PROBLEM: Retype every entry in its entirety, without alteration.

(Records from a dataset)

--

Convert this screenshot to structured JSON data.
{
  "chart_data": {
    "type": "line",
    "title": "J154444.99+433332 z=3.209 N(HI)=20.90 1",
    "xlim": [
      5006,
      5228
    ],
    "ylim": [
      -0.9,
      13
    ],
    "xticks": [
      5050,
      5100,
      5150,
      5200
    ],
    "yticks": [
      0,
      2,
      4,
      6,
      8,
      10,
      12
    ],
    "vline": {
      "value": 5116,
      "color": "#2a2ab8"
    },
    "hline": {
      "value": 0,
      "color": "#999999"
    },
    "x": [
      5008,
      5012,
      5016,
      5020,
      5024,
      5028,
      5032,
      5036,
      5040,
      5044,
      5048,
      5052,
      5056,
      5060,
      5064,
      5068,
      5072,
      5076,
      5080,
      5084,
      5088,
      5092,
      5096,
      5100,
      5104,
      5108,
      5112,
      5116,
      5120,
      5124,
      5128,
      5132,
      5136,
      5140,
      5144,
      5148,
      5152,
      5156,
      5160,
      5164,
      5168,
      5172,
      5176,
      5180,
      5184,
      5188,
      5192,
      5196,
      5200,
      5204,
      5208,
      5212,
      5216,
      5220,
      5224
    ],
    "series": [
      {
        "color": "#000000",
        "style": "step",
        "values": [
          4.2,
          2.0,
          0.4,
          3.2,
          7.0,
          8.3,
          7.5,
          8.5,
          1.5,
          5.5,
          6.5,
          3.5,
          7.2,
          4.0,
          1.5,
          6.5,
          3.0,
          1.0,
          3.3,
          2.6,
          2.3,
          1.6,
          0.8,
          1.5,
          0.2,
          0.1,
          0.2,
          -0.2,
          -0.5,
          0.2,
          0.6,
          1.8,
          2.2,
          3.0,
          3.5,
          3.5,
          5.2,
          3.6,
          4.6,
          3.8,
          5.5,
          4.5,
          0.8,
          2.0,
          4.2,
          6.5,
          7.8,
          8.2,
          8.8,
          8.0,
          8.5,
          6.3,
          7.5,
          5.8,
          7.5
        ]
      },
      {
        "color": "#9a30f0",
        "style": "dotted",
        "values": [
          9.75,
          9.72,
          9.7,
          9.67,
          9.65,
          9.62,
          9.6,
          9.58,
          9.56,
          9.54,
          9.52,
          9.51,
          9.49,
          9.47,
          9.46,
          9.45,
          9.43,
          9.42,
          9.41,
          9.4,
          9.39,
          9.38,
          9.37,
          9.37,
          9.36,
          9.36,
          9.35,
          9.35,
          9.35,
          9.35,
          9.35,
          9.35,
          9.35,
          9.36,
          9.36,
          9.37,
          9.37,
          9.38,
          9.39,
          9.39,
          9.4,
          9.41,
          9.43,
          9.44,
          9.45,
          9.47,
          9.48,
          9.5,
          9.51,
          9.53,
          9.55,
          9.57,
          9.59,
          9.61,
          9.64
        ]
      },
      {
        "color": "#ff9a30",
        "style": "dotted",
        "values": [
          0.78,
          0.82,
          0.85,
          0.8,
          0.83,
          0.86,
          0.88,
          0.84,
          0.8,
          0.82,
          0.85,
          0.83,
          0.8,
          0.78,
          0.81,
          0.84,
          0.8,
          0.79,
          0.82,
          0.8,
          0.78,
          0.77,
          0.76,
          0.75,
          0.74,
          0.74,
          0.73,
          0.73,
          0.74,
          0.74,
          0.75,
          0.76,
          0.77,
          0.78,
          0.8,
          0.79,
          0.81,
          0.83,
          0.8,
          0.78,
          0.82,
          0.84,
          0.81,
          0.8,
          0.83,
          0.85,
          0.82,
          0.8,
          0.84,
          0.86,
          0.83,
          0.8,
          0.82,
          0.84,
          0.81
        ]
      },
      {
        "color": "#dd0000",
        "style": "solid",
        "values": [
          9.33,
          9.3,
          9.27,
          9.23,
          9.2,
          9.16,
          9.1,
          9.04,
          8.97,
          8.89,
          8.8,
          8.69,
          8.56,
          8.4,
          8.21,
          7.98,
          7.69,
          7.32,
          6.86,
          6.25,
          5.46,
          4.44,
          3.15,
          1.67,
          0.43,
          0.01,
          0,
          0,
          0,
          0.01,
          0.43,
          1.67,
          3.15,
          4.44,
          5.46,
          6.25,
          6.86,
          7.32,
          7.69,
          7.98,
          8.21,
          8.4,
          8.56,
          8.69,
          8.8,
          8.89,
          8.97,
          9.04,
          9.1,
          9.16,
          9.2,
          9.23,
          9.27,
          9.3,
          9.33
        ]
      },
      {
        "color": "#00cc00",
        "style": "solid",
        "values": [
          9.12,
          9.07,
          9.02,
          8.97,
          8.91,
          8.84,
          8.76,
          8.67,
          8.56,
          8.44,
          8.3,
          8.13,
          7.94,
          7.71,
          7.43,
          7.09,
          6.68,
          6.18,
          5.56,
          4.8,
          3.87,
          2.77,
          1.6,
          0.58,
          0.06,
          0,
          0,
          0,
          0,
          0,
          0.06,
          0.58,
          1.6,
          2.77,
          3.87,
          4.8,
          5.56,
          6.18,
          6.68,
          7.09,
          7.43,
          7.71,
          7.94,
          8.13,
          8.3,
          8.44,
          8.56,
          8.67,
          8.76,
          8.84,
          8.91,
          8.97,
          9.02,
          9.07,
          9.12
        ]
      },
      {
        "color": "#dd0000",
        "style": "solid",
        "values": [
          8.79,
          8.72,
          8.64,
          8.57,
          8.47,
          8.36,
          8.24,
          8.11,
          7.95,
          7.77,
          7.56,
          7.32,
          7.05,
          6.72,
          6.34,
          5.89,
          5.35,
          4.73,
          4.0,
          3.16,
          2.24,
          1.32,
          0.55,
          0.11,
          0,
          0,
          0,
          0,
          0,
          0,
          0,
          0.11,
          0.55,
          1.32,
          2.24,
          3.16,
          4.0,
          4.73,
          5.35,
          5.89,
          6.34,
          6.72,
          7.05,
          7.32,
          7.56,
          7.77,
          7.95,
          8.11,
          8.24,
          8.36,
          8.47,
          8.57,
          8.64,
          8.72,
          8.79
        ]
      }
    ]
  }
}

--

RESPONSE TO THE TASK:
Convert this screenshot to structured JSON data.
{
  "chart_data": {
    "type": "line",
    "title": "J154444.99+433332 z=3.209 N(HI)=20.90 1",
    "xlim": [
      5006,
      5228
    ],
    "ylim": [
      -0.9,
      13
    ],
    "xticks": [
      5050,
      5100,
      5150,
      5200
    ],
    "yticks": [
      0,
      2,
      4,
      6,
      8,
      10,
      12
    ],
    "vline": {
      "value": 5116,
      "color": "#2a2ab8"
    },
    "hline": {
      "value": 0,
      "color": "#999999"
    },
    "x": [
      5008,
      5012,
      5016,
      5020,
      5024,
      5028,
      5032,
      5036,
      5040,
      5044,
      5048,
      5052,
      5056,
      5060,
      5064,
      5068,
      5072,
      5076,
      5080,
      5084,
      5088,
      5092,
      5096,
      5100,
      5104,
      5108,
      5112,
      5116,
      5120,
      5124,
      5128,
      5132,
      5136,
      5140,
      5144,
      5148,
      5152,
      5156,
      5160,
      5164,
      5168,
      5172,
      5176,
      5180,
      5184,
      5188,
      5192,
      5196,
      5200,
      5204,
      5208,
      5212,
      5216,
      5220,
      5224
    ],
    "series": [
      {
        "color": "#000000",
        "style": "step",
        "values": [
          4.2,
          2.0,
          0.4,
          3.2,
          7.0,
          8.3,
          7.5,
          8.5,
          1.5,
          5.5,
          6.5,
          3.5,
          7.2,
          4.0,
          1.5,
          6.5,
          3.0,
          1.0,
          3.3,
          2.6,
          2.3,
          1.6,
          0.8,
          1.5,
          0.2,
          0.1,
          0.2,
          -0.2,
          -0.5,
          0.2,
          0.6,
          1.8,
          2.2,
          3.0,
          3.5,
          3.5,
          5.2,
          3.6,
          4.6,
          3.8,
          5.5,
          4.5,
          0.8,
          2.0,
          4.2,
          6.5,
          7.8,
          8.2,
          8.8,
          8.0,
          8.5,
          6.3,
          7.5,
          5.8,
          7.5
        ]
      },
      {
        "color": "#9a30f0",
        "style": "dotted",
        "values": [
          9.75,
          9.72,
          9.7,
          9.67,
          9.65,
          9.62,
          9.6,
          9.58,
          9.56,
          9.54,
          9.52,
          9.51,
          9.49,
          9.47,
          9.46,
          9.45,
          9.43,
          9.42,
          9.41,
          9.4,
          9.39,
          9.38,
          9.37,
          9.37,
          9.36,
          9.36,
          9.35,
          9.35,
          9.35,
          9.35,
          9.35,
          9.35,
          9.35,
          9.36,
          9.36,
          9.37,
          9.37,
          9.38,
          9.39,
          9.39,
          9.4,
          9.41,
          9.43,
          9.44,
          9.45,
          9.47,
          9.48,
          9.5,
          9.51,
          9.53,
          9.55,
          9.57,
          9.59,
          9.61,
          9.64
        ]
      },
      {
        "color": "#ff9a30",
        "style": "dotted",
        "values": [
          0.78,
          0.82,
          0.85,
          0.8,
          0.83,
          0.86,
          0.88,
          0.84,
          0.8,
          0.82,
          0.85,
          0.83,
          0.8,
          0.78,
          0.81,
          0.84,
          0.8,
          0.79,
          0.82,
          0.8,
          0.78,
          0.77,
          0.76,
          0.75,
          0.74,
          0.74,
          0.73,
          0.73,
          0.74,
          0.74,
          0.75,
          0.76,
          0.77,
          0.78,
          0.8,
          0.79,
          0.81,
          0.83,
          0.8,
          0.78,
          0.82,
          0.84,
          0.81,
          0.8,
          0.83,
          0.85,
          0.82,
          0.8,
          0.84,
          0.86,
          0.83,
          0.8,
          0.82,
          0.84,
          0.81
        ]
      },
      {
        "color": "#dd0000",
        "style": "solid",
        "values": [
          9.33,
          9.3,
          9.27,
          9.23,
          9.2,
          9.16,
          9.1,
          9.04,
          8.97,
          8.89,
          8.8,
          8.69,
          8.56,
          8.4,
          8.21,
          7.98,
          7.69,
          7.32,
          6.86,
          6.25,
          5.46,
          4.44,
          3.15,
          1.67,
          0.43,
          0.01,
          0,
          0,
          0,
          0.01,
          0.43,
          1.67,
          3.15,
          4.44,
          5.46,
          6.25,
          6.86,
          7.32,
          7.69,
          7.98,
          8.21,
          8.4,
          8.56,
          8.69,
          8.8,
          8.89,
          8.97,
          9.04,
          9.1,
          9.16,
          9.2,
          9.23,
          9.27,
          9.3,
          9.33
        ]
      },
      {
        "color": "#00cc00",
        "style": "solid",
        "values": [
          9.12,
          9.07,
          9.02,
          8.97,
          8.91,
          8.84,
          8.76,
          8.67,
          8.56,
          8.44,
          8.3,
          8.13,
          7.94,
          7.71,
          7.43,
          7.09,
          6.68,
          6.18,
          5.56,
          4.8,
          3.87,
          2.77,
          1.6,
          0.58,
          0.06,
          0,
          0,
          0,
          0,
          0,
          0.06,
          0.58,
          1.6,
          2.77,
          3.87,
          4.8,
          5.56,
          6.18,
          6.68,
          7.09,
          7.43,
          7.71,
          7.94,
          8.13,
          8.3,
          8.44,
          8.56,
          8.67,
          8.76,
          8.84,
          8.91,
          8.97,
          9.02,
          9.07,
          9.12
        ]
      },
      {
        "color": "#dd0000",
        "style": "solid",
        "values": [
          8.79,
          8.72,
          8.64,
          8.57,
          8.47,
          8.36,
          8.24,
          8.11,
          7.95,
          7.77,
          7.56,
          7.32,
          7.05,
          6.72,
          6.34,
          5.89,
          5.35,
          4.73,
          4.0,
          3.16,
          2.24,
          1.32,
          0.55,
          0.11,
          0,
          0,
          0,
          0,
          0,
          0,
          0,
          0.11,
          0.55,
          1.32,
          2.24,
          3.16,
          4.0,
          4.73,
          5.35,
          5.89,
          6.34,
          6.72,
          7.05,
          7.32,
          7.56,
          7.77,
          7.95,
          8.11,
          8.24,
          8.36,
          8.47,
          8.57,
          8.64,
          8.72,
          8.79
        ]
      }
    ]
  }
}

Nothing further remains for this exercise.